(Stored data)
-------

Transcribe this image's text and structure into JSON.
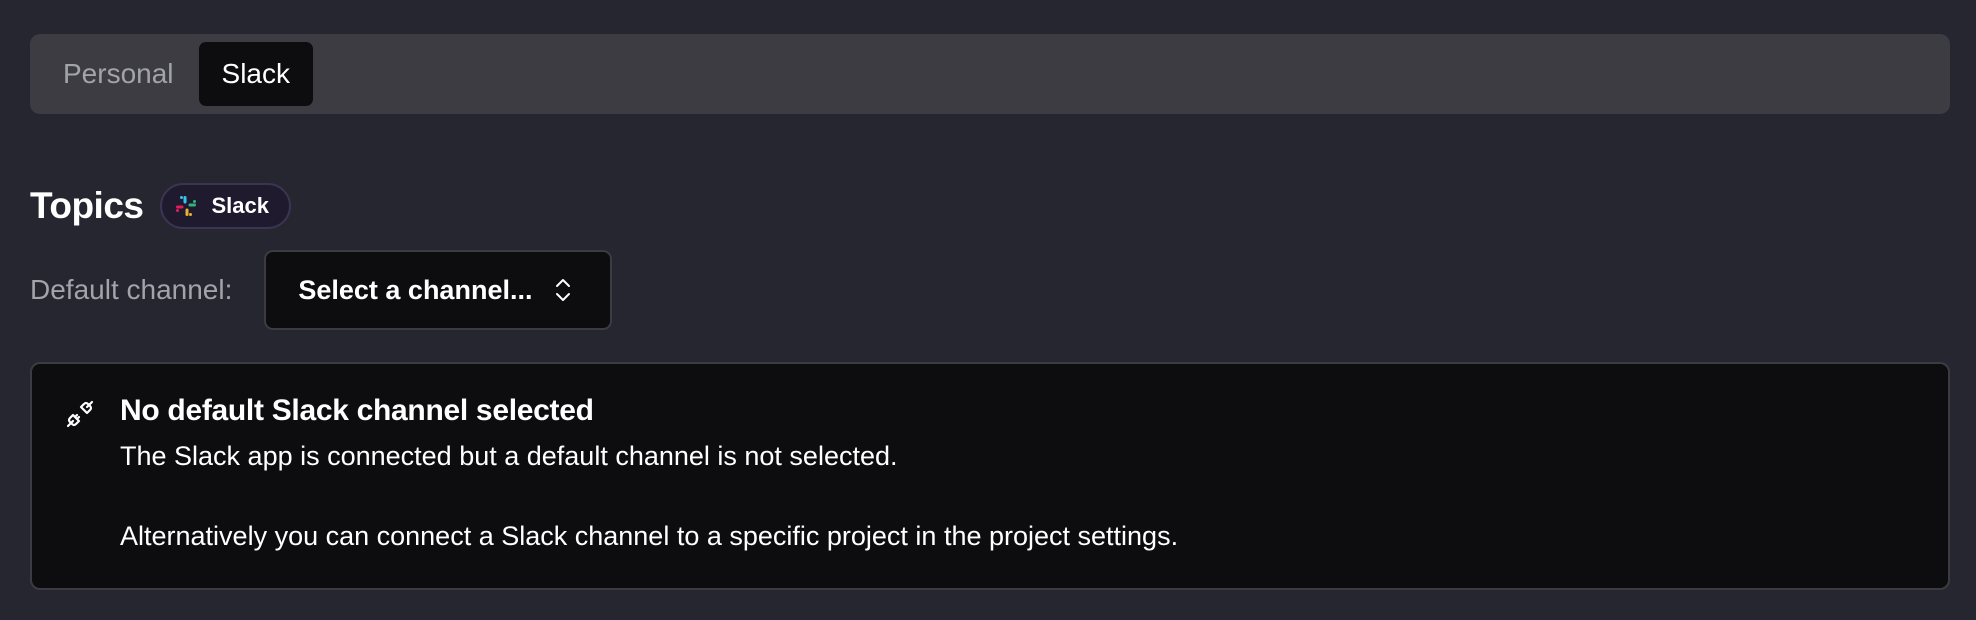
{
  "tabs": [
    {
      "label": "Personal",
      "active": false
    },
    {
      "label": "Slack",
      "active": true
    }
  ],
  "section": {
    "title": "Topics",
    "badge": {
      "label": "Slack",
      "icon": "slack-logo-icon"
    }
  },
  "default_channel": {
    "label": "Default channel:",
    "select_value": "Select a channel...",
    "icon": "chevron-up-down-icon"
  },
  "alert": {
    "icon": "unplugged-icon",
    "title": "No default Slack channel selected",
    "line1": "The Slack app is connected but a default channel is not selected.",
    "line2": "Alternatively you can connect a Slack channel to a specific project in the project settings."
  },
  "colors": {
    "background": "#252630",
    "tabbar": "#3c3c42",
    "panel": "#0d0d10",
    "muted_text": "#a3a3aa",
    "border": "#3b3b42"
  }
}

-------

From the listing, extract all text exactly as given and drop any picture.

(Right answer)
Transcribe this image's text and structure into JSON.
{
  "tabs": [
    {
      "label": "Personal",
      "active": false
    },
    {
      "label": "Slack",
      "active": true
    }
  ],
  "section": {
    "title": "Topics",
    "badge": {
      "label": "Slack",
      "icon": "slack-logo-icon"
    }
  },
  "default_channel": {
    "label": "Default channel:",
    "select_value": "Select a channel...",
    "icon": "chevron-up-down-icon"
  },
  "alert": {
    "icon": "unplugged-icon",
    "title": "No default Slack channel selected",
    "line1": "The Slack app is connected but a default channel is not selected.",
    "line2": "Alternatively you can connect a Slack channel to a specific project in the project settings."
  },
  "colors": {
    "background": "#252630",
    "tabbar": "#3c3c42",
    "panel": "#0d0d10",
    "muted_text": "#a3a3aa",
    "border": "#3b3b42"
  }
}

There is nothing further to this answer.